▶ [Short task]: Please decide whether each statement agrees with the solicitation statute, giving yes or no and quoting the statute's deciding words: (a) a seller must identify both themselves and whom they represent within 30 seconds after the conversation begins; (b) a seller may continue the solicitation after the person solicited gives a negative response; (c) the total cost of the goods or services must be stated within the first 30 seconds.

## START Source text

A person who solicits potential customers by telephone or door to door as a
seller is in violation of ORS 646.608 (1)(n) unless the person:
(1)
Within 30 seconds after beginning the conversation:
(a)
Provides identification of both the person and whom the person represents;
(b)
Explains the purpose of the person’s call;
(c)
Provides a description in commonly understood terms of the goods or services
offered for sale; and
(d)
Inquires whether the person being solicited is interested in listening to a
sales presentation and immediately discontinues the solicitation if the person
being solicited gives a negative response; and
(2)
During the course of the solicitation, states the total cost of the goods or
services offered for sale and the number, timing and amount of installment
payments if payment on an installment basis is available to the person being
solicited. [1979 c.503 §6]
646.612 Application of ORS 646.607 and
646.608. ORS 646.607 and 646.608 do not apply
to:
(1)

## END Source text
## START Records

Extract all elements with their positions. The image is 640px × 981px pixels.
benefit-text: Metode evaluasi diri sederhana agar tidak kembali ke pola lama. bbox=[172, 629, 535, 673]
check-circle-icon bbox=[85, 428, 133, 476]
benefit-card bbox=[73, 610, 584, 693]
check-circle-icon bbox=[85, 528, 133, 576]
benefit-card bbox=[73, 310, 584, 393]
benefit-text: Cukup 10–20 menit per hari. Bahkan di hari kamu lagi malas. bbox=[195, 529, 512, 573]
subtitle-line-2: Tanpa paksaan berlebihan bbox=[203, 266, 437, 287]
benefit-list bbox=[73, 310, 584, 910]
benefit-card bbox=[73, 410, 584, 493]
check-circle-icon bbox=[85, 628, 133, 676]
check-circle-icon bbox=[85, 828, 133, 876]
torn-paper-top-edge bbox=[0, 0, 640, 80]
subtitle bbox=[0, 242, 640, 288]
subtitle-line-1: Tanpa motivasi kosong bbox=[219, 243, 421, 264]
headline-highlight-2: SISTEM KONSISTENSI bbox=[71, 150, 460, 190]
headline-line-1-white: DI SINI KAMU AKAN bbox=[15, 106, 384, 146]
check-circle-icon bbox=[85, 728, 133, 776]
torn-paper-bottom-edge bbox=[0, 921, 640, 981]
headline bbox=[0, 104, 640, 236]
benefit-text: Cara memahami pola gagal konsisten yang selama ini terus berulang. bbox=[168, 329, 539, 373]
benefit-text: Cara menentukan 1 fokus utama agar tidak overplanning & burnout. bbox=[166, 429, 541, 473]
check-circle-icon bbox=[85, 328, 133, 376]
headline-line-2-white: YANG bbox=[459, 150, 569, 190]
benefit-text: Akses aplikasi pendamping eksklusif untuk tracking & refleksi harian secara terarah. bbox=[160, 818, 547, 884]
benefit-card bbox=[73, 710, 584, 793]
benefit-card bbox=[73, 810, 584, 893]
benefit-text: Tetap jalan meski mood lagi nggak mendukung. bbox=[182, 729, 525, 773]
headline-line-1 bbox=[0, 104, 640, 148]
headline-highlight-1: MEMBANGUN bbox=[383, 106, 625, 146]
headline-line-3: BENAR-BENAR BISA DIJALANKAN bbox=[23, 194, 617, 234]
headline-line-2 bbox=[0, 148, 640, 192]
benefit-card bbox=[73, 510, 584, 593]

## END Records

▶ [Response below]:
(a) Yes: "Within 30 seconds after beginning the conversation" and "Provides identification of both the person and whom the person represents."
(b) No: "immediately discontinues the solicitation if the person being solicited gives a negative response."
(c) No: "During the course of the solicitation, states the total cost of the goods or services offered for sale."